- Records for this task:
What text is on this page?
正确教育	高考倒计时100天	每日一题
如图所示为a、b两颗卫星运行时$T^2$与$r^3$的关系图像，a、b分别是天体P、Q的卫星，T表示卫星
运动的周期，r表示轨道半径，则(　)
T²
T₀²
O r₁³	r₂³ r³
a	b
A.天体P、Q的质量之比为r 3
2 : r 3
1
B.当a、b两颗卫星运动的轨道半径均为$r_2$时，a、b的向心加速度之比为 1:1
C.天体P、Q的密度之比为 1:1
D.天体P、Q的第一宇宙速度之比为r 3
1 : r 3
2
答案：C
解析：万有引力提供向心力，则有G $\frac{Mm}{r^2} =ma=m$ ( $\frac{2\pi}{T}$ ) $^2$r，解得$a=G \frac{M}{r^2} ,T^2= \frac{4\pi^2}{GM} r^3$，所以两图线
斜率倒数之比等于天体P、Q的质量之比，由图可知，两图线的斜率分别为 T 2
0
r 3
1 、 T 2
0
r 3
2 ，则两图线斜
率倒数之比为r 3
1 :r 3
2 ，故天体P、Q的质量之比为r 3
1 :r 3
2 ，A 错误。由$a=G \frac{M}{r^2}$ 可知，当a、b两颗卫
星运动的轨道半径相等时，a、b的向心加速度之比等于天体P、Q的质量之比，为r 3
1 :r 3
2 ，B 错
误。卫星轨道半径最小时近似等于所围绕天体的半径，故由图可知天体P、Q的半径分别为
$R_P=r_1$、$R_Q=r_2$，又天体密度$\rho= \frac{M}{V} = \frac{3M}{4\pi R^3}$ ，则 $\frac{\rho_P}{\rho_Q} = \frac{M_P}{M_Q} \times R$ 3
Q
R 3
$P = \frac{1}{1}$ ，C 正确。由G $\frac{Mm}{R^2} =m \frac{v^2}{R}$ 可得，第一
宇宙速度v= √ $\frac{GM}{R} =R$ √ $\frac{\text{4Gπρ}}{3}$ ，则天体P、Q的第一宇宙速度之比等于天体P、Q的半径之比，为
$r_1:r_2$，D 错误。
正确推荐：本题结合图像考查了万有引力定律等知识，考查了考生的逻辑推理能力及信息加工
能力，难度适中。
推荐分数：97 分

- Brief: Send back every record, precisely as written.

- Result for this task:
What text is on this page?
正确教育	高考倒计时100天	每日一题
如图所示为a、b两颗卫星运行时$T^2$与$r^3$的关系图像，a、b分别是天体P、Q的卫星，T表示卫星
运动的周期，r表示轨道半径，则(　)
T²
T₀²
O r₁³	r₂³ r³
a	b
A.天体P、Q的质量之比为r 3
2 : r 3
1
B.当a、b两颗卫星运动的轨道半径均为$r_2$时，a、b的向心加速度之比为 1:1
C.天体P、Q的密度之比为 1:1
D.天体P、Q的第一宇宙速度之比为r 3
1 : r 3
2
答案：C
解析：万有引力提供向心力，则有G $\frac{Mm}{r^2} =ma=m$ ( $\frac{2\pi}{T}$ ) $^2$r，解得$a=G \frac{M}{r^2} ,T^2= \frac{4\pi^2}{GM} r^3$，所以两图线
斜率倒数之比等于天体P、Q的质量之比，由图可知，两图线的斜率分别为 T 2
0
r 3
1 、 T 2
0
r 3
2 ，则两图线斜
率倒数之比为r 3
1 :r 3
2 ，故天体P、Q的质量之比为r 3
1 :r 3
2 ，A 错误。由$a=G \frac{M}{r^2}$ 可知，当a、b两颗卫
星运动的轨道半径相等时，a、b的向心加速度之比等于天体P、Q的质量之比，为r 3
1 :r 3
2 ，B 错
误。卫星轨道半径最小时近似等于所围绕天体的半径，故由图可知天体P、Q的半径分别为
$R_P=r_1$、$R_Q=r_2$，又天体密度$\rho= \frac{M}{V} = \frac{3M}{4\pi R^3}$ ，则 $\frac{\rho_P}{\rho_Q} = \frac{M_P}{M_Q} \times R$ 3
Q
R 3
$P = \frac{1}{1}$ ，C 正确。由G $\frac{Mm}{R^2} =m \frac{v^2}{R}$ 可得，第一
宇宙速度v= √ $\frac{GM}{R} =R$ √ $\frac{\text{4Gπρ}}{3}$ ，则天体P、Q的第一宇宙速度之比等于天体P、Q的半径之比，为
$r_1:r_2$，D 错误。
正确推荐：本题结合图像考查了万有引力定律等知识，考查了考生的逻辑推理能力及信息加工
能力，难度适中。
推荐分数：97 分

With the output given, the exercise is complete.